## TASK DIRECTIONS
Among the entries below, find the lines with "this" and copy them.

##### EXCERPTED DATA #####

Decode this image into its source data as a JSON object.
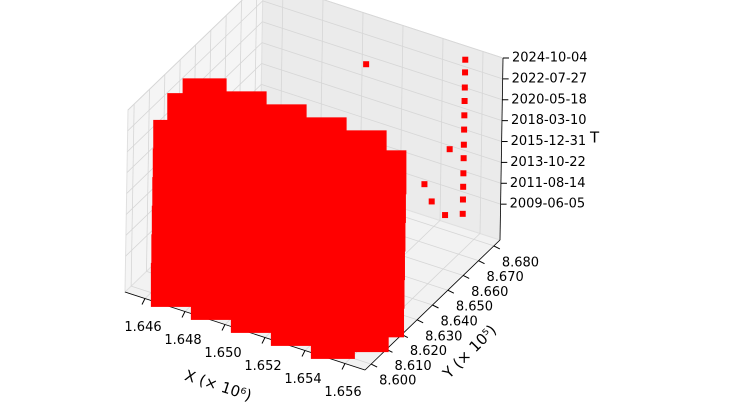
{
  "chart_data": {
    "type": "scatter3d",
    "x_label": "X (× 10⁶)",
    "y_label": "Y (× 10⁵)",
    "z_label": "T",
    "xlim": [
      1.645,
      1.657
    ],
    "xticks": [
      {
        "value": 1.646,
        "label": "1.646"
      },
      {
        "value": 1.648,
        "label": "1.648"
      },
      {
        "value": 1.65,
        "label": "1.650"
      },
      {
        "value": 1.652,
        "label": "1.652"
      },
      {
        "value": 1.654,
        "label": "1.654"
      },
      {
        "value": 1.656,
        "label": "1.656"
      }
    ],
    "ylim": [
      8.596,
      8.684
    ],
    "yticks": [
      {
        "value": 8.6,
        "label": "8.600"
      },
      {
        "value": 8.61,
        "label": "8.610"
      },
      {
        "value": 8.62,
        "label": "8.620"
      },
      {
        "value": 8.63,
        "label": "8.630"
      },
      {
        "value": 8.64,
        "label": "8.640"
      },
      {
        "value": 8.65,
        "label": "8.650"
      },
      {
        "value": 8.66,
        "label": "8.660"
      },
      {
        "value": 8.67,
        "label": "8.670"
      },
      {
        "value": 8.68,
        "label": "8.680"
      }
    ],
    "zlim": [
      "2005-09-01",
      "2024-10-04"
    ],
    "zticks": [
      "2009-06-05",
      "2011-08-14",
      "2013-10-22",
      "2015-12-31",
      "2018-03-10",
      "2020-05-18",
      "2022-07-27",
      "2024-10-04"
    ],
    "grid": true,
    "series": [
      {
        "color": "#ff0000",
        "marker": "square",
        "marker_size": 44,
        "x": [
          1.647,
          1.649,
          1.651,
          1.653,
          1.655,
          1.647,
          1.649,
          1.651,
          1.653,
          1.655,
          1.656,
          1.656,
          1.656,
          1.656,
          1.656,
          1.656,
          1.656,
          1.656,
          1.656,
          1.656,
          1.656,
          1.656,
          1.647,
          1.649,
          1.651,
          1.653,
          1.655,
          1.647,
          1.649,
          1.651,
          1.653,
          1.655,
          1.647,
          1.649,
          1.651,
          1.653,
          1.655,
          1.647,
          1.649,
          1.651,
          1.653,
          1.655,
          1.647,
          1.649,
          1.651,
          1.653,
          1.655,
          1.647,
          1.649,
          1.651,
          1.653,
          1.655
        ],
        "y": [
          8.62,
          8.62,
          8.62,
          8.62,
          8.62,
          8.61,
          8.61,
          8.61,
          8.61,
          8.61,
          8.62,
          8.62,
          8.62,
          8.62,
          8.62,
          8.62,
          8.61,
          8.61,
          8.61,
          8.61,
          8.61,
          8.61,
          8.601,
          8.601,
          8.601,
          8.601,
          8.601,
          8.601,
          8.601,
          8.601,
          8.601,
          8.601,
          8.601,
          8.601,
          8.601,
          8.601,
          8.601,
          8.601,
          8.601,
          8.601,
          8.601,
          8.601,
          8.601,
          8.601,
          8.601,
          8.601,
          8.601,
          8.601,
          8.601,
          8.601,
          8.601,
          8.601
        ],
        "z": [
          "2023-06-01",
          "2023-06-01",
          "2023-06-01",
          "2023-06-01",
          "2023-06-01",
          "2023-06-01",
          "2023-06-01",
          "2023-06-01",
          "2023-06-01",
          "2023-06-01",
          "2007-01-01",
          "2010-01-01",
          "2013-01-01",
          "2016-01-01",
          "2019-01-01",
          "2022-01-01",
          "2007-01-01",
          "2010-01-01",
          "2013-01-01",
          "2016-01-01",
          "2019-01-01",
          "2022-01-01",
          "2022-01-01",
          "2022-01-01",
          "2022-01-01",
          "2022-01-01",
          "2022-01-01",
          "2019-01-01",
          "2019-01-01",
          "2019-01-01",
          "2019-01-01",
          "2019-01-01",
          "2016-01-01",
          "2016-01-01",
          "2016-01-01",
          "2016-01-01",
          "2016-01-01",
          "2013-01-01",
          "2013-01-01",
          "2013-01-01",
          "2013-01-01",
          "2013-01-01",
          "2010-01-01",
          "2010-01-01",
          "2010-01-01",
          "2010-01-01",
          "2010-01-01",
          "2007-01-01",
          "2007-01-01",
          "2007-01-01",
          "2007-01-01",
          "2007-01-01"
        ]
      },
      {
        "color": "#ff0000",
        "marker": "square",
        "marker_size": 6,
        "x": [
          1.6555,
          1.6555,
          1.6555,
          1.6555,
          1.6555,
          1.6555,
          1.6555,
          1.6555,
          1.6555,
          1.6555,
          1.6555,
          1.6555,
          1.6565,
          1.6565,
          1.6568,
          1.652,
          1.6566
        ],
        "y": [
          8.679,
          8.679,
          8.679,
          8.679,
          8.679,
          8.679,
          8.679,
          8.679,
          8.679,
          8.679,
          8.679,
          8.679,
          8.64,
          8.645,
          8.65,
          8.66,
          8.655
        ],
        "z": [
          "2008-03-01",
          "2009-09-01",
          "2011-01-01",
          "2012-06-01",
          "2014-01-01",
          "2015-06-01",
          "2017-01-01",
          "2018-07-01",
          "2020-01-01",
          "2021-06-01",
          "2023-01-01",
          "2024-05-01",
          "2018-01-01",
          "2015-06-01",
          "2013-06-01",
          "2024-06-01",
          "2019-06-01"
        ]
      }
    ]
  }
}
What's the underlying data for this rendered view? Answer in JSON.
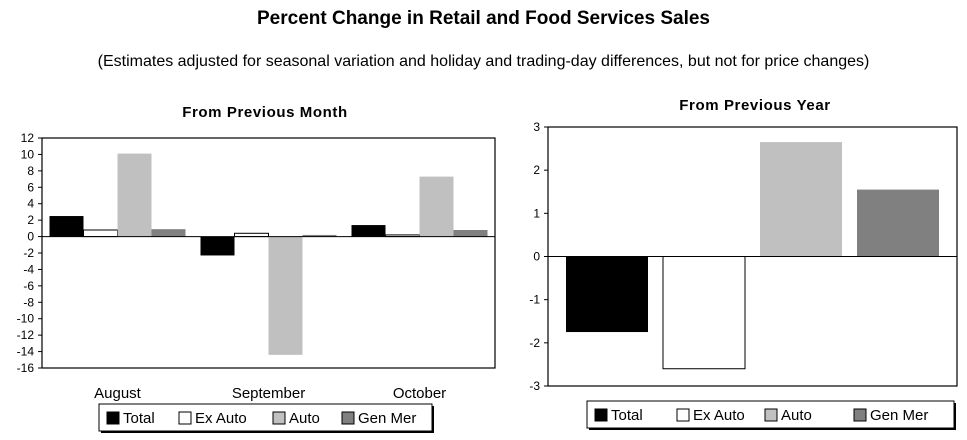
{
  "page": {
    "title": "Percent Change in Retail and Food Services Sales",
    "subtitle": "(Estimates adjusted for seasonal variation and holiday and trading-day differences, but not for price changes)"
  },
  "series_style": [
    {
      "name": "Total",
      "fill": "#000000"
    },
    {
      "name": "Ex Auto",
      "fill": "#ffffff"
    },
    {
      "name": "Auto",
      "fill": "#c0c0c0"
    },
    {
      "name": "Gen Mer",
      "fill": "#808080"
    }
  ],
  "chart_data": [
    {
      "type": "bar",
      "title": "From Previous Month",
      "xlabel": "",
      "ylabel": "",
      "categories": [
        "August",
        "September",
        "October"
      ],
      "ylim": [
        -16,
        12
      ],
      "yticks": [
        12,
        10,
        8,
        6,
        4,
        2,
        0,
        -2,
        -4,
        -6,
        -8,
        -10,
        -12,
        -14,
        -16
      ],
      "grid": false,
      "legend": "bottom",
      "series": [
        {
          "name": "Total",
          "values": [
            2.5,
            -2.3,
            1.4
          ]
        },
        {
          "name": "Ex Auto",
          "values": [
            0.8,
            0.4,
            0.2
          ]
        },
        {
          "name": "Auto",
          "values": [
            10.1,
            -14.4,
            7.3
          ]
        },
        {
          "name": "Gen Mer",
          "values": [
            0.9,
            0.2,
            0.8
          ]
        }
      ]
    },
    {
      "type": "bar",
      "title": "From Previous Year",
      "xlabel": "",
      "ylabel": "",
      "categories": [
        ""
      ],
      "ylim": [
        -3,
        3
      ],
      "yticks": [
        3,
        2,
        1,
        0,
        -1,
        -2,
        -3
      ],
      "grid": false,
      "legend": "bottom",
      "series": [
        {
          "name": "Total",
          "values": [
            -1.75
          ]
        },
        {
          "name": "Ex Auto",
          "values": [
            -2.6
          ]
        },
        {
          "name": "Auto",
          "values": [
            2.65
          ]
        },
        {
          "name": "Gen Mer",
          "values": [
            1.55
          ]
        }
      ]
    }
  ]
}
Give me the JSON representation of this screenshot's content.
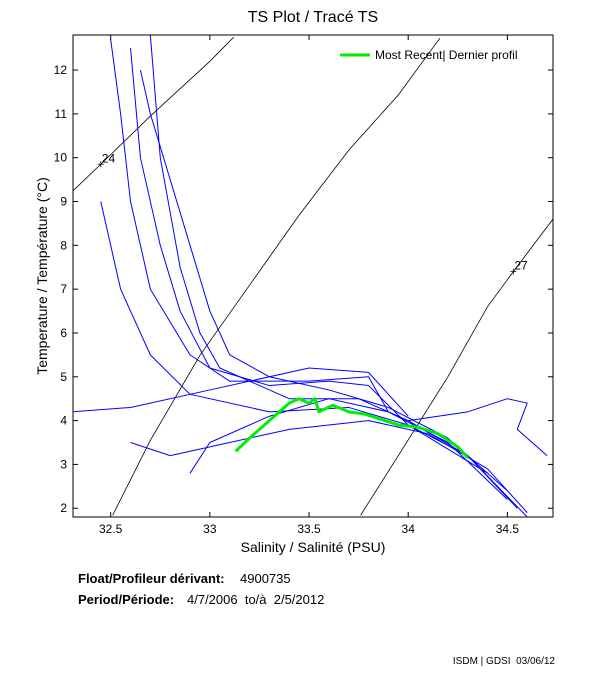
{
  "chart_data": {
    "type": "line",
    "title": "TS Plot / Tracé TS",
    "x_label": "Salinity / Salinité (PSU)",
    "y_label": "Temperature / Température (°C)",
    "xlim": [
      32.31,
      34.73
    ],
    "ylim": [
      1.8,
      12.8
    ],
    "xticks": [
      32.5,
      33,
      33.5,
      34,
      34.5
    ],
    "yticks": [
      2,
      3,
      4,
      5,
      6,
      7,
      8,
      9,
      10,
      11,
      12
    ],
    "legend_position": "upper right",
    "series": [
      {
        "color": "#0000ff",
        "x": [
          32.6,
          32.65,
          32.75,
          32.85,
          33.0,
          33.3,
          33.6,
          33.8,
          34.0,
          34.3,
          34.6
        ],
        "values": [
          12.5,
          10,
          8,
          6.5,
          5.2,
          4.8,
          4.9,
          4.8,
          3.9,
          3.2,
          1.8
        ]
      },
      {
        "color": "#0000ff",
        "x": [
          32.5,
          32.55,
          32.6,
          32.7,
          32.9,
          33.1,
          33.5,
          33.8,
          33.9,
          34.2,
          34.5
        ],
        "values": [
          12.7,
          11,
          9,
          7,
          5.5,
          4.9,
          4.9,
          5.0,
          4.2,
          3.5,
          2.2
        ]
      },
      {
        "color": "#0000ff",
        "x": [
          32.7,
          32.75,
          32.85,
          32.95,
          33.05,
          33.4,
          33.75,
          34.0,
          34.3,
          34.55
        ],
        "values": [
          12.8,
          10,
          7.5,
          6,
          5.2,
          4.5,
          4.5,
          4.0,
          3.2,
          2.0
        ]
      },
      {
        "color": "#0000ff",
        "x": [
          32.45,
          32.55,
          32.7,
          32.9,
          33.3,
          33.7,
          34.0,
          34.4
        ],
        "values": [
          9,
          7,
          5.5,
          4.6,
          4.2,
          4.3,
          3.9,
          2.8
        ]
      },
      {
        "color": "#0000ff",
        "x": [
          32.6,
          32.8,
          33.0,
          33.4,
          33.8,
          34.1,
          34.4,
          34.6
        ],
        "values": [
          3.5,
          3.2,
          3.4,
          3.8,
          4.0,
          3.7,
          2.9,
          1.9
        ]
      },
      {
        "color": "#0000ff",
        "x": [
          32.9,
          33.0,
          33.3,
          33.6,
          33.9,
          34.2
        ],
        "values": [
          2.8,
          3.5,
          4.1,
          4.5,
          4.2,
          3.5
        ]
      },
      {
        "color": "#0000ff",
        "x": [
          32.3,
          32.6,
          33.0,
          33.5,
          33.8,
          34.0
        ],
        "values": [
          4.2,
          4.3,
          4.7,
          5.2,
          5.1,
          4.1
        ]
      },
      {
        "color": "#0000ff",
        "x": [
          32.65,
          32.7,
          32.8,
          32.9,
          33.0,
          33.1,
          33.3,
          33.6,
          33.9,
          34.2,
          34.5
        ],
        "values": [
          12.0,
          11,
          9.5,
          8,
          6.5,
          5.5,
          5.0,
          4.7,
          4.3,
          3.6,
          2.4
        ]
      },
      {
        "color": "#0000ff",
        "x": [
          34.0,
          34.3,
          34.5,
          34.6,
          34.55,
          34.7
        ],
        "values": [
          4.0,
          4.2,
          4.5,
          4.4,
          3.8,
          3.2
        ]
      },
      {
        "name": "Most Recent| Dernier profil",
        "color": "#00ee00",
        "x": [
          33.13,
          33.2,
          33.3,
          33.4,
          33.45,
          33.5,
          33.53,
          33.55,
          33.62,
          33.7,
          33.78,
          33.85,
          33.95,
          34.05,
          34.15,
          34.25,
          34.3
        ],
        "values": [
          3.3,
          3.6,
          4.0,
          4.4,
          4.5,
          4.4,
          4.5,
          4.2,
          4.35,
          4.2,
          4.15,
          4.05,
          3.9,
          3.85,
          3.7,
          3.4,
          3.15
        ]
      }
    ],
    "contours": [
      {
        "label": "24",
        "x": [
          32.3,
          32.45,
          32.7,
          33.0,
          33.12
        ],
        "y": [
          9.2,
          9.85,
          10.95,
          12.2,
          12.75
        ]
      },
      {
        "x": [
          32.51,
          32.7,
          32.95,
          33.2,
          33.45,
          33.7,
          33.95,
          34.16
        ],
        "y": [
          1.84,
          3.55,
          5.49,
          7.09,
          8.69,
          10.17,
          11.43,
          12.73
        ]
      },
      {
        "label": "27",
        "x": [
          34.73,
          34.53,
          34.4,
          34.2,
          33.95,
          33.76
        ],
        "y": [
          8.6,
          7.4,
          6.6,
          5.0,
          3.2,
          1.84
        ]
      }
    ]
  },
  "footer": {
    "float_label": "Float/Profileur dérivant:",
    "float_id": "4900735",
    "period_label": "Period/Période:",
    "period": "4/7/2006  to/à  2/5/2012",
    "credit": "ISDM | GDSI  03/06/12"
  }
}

#####

## RESULT OF THE TASK
Decode this image into its source data as a JSON object.
What's the underlying data for this rendered view? Answer in JSON.
Give me the JSON representation of this screenshot's content.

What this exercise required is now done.